# Input for this task:
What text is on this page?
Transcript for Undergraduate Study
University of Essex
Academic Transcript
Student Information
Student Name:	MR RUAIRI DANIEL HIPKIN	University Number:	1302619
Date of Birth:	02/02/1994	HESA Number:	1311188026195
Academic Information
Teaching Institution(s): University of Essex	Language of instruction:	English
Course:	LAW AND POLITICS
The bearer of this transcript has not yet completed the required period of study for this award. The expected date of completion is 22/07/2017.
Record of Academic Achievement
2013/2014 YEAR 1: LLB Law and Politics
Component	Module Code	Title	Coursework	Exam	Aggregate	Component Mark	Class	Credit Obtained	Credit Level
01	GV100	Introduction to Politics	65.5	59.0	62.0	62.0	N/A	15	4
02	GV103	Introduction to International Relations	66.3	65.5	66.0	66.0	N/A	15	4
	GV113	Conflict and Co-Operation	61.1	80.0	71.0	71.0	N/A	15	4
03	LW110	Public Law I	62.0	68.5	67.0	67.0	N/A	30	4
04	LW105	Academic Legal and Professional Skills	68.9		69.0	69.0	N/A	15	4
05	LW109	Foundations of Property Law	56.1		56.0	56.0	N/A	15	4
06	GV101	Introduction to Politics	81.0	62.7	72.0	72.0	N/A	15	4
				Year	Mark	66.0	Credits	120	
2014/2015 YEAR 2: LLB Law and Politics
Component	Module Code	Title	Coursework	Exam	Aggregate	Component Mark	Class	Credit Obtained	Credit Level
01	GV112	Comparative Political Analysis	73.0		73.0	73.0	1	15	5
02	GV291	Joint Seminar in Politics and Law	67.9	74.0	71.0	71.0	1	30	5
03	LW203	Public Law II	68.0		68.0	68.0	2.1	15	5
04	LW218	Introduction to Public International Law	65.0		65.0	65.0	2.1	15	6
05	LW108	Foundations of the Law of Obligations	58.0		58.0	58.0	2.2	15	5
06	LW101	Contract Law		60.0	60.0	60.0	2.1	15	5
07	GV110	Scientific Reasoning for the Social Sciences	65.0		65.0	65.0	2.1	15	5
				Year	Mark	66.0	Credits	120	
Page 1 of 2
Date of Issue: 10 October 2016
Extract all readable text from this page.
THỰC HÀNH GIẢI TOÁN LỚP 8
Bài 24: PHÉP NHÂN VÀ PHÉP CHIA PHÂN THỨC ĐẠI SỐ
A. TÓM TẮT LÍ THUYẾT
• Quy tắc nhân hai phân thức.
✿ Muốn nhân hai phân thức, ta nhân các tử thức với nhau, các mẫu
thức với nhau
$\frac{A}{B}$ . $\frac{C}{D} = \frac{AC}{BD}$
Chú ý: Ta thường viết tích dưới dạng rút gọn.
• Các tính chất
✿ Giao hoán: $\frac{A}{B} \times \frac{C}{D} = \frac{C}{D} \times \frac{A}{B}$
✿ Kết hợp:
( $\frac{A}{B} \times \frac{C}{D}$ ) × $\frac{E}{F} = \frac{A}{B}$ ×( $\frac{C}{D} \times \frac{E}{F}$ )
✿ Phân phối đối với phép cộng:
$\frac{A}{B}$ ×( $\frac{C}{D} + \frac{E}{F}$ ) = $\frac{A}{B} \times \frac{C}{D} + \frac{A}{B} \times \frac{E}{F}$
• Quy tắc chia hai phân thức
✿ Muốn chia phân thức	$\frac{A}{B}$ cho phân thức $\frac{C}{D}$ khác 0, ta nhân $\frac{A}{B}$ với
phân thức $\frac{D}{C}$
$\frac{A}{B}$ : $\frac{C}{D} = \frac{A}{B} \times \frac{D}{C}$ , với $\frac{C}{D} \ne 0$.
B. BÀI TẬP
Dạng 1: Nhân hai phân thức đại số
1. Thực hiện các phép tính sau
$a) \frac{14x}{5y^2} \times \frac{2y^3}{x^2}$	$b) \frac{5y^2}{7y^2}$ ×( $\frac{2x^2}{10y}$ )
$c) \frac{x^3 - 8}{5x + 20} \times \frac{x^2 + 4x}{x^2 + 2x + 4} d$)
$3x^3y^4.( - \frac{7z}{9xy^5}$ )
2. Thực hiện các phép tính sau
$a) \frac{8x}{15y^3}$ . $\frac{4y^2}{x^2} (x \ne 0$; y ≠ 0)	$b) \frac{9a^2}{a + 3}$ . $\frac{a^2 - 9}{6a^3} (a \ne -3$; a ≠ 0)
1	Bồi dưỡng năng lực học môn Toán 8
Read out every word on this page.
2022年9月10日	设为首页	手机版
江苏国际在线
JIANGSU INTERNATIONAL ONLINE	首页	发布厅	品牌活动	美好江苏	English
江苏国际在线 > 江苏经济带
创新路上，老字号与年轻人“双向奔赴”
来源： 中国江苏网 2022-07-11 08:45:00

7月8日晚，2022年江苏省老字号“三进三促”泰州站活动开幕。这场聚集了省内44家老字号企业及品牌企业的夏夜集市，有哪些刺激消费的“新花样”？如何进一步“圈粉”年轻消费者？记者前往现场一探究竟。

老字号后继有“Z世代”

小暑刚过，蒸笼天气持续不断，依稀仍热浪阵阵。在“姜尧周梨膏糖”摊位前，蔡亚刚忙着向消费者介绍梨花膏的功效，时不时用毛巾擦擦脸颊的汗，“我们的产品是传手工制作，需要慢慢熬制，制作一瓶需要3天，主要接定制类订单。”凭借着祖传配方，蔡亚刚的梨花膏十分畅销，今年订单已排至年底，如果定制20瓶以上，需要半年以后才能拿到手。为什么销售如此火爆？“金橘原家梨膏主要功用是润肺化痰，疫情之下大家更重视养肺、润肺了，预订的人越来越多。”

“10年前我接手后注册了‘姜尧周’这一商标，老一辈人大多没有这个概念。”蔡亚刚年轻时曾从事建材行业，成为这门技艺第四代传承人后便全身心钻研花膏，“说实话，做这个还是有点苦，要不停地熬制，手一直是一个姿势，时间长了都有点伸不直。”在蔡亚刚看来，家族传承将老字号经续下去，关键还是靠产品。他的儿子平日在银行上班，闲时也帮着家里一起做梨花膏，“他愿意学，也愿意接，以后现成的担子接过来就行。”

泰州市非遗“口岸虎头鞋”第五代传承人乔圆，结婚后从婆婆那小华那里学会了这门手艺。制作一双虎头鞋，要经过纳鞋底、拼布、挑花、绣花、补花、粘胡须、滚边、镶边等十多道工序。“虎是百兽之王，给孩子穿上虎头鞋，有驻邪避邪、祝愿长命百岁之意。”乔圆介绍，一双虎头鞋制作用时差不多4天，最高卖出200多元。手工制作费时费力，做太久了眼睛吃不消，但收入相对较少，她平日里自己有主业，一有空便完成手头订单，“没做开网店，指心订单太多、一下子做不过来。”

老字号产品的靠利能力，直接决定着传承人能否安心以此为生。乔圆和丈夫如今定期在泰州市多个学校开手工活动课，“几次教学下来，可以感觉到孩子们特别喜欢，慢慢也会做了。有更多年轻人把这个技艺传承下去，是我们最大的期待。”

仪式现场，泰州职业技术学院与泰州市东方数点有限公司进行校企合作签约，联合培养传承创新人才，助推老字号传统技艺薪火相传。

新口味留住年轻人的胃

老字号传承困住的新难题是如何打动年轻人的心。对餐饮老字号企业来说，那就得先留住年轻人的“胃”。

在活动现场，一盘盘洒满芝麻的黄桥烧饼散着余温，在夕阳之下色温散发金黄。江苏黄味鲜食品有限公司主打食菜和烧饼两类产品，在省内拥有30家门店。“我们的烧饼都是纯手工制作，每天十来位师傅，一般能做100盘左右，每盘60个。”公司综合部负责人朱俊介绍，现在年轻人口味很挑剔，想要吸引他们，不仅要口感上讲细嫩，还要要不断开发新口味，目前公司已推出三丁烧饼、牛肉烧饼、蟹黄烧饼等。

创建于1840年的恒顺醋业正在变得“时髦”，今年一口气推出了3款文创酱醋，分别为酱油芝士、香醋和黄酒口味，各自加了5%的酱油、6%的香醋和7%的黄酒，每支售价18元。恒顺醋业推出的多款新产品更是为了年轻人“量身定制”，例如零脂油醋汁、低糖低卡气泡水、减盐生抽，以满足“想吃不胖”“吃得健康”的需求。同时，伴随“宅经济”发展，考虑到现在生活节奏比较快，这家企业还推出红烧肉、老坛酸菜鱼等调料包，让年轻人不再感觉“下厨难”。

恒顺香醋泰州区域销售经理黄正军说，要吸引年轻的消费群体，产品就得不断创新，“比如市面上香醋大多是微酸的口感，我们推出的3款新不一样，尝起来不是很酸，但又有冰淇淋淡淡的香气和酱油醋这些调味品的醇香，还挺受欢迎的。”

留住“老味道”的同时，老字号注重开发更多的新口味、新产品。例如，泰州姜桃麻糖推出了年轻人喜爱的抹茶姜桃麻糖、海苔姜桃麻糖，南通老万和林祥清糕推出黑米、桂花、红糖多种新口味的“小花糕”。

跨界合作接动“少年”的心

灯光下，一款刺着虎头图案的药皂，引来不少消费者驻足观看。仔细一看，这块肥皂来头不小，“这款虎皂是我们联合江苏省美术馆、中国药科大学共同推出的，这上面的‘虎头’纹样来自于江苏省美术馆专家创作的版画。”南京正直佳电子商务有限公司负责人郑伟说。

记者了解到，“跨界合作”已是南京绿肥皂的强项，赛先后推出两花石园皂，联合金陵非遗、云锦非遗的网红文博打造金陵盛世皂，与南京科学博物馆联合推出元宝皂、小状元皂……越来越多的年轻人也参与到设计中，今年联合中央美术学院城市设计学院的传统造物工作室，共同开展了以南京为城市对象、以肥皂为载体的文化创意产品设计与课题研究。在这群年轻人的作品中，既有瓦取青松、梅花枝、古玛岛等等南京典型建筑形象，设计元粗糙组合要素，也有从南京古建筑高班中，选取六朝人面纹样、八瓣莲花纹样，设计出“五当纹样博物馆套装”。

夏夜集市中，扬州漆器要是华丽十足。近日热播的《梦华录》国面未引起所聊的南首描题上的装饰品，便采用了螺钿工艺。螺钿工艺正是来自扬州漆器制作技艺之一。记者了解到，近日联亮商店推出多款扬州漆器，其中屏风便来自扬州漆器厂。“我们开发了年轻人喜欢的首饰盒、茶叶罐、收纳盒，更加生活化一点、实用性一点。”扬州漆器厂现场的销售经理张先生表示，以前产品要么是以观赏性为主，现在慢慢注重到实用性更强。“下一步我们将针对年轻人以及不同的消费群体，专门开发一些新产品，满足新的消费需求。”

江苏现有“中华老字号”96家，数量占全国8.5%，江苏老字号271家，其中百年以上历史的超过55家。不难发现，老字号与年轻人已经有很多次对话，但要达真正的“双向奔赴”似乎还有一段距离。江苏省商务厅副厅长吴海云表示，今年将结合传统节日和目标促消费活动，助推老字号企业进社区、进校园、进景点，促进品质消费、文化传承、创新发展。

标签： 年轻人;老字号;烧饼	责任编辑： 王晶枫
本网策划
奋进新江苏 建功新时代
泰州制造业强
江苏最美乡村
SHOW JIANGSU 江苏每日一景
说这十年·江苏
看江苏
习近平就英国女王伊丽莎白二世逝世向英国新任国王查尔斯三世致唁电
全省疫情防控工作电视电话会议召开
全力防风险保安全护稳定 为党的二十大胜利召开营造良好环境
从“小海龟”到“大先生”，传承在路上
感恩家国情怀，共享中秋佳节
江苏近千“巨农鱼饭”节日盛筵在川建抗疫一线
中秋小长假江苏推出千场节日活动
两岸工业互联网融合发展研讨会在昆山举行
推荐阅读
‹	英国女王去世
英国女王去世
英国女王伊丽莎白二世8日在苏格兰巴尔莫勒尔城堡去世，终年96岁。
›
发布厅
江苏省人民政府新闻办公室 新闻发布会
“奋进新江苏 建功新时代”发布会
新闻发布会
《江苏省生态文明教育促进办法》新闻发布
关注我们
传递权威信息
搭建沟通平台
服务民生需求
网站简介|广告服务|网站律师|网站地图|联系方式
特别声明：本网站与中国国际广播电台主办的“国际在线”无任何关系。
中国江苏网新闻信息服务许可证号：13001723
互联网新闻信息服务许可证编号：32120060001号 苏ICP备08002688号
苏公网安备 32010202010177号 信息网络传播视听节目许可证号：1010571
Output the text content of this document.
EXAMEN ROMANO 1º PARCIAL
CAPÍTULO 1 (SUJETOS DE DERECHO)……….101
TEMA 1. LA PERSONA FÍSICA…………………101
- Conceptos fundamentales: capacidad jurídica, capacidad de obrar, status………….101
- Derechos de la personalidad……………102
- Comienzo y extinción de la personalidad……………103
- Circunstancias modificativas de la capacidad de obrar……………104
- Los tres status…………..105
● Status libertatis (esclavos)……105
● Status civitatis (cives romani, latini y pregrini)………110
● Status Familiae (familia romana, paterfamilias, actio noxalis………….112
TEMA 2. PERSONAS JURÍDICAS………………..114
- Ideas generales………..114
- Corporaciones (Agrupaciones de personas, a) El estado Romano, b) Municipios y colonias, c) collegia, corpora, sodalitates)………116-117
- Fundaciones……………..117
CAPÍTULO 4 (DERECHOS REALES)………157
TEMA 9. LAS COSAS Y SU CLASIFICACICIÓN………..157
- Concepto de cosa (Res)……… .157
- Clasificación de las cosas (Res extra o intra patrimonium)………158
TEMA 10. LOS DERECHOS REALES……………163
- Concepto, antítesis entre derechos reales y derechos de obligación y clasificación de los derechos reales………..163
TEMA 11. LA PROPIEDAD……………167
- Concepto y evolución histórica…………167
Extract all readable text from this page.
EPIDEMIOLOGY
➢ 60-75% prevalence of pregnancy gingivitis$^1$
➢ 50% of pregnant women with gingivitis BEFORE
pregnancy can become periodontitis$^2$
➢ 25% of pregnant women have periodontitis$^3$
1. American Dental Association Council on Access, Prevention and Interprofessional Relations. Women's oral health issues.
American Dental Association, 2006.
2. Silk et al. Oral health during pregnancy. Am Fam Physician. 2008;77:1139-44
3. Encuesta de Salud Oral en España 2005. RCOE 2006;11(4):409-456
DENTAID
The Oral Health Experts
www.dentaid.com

# Task goal:
Look for the word "frac" and return every line where it occurs.

# Result of the task:
$\frac{A}{B}$ . $\frac{C}{D} = \frac{AC}{BD}$
✿ Giao hoán: $\frac{A}{B} \times \frac{C}{D} = \frac{C}{D} \times \frac{A}{B}$
( $\frac{A}{B} \times \frac{C}{D}$ ) × $\frac{E}{F} = \frac{A}{B}$ ×( $\frac{C}{D} \times \frac{E}{F}$ )
$\frac{A}{B}$ ×( $\frac{C}{D} + \frac{E}{F}$ ) = $\frac{A}{B} \times \frac{C}{D} + \frac{A}{B} \times \frac{E}{F}$
✿ Muốn chia phân thức	$\frac{A}{B}$ cho phân thức $\frac{C}{D}$ khác 0, ta nhân $\frac{A}{B}$ với
phân thức $\frac{D}{C}$
$\frac{A}{B}$ : $\frac{C}{D} = \frac{A}{B} \times \frac{D}{C}$ , với $\frac{C}{D} \ne 0$.
$a) \frac{14x}{5y^2} \times \frac{2y^3}{x^2}$	$b) \frac{5y^2}{7y^2}$ ×( $\frac{2x^2}{10y}$ )
$c) \frac{x^3 - 8}{5x + 20} \times \frac{x^2 + 4x}{x^2 + 2x + 4} d$)
$3x^3y^4.( - \frac{7z}{9xy^5}$ )
$a) \frac{8x}{15y^3}$ . $\frac{4y^2}{x^2} (x \ne 0$; y ≠ 0)	$b) \frac{9a^2}{a + 3}$ . $\frac{a^2 - 9}{6a^3} (a \ne -3$; a ≠ 0)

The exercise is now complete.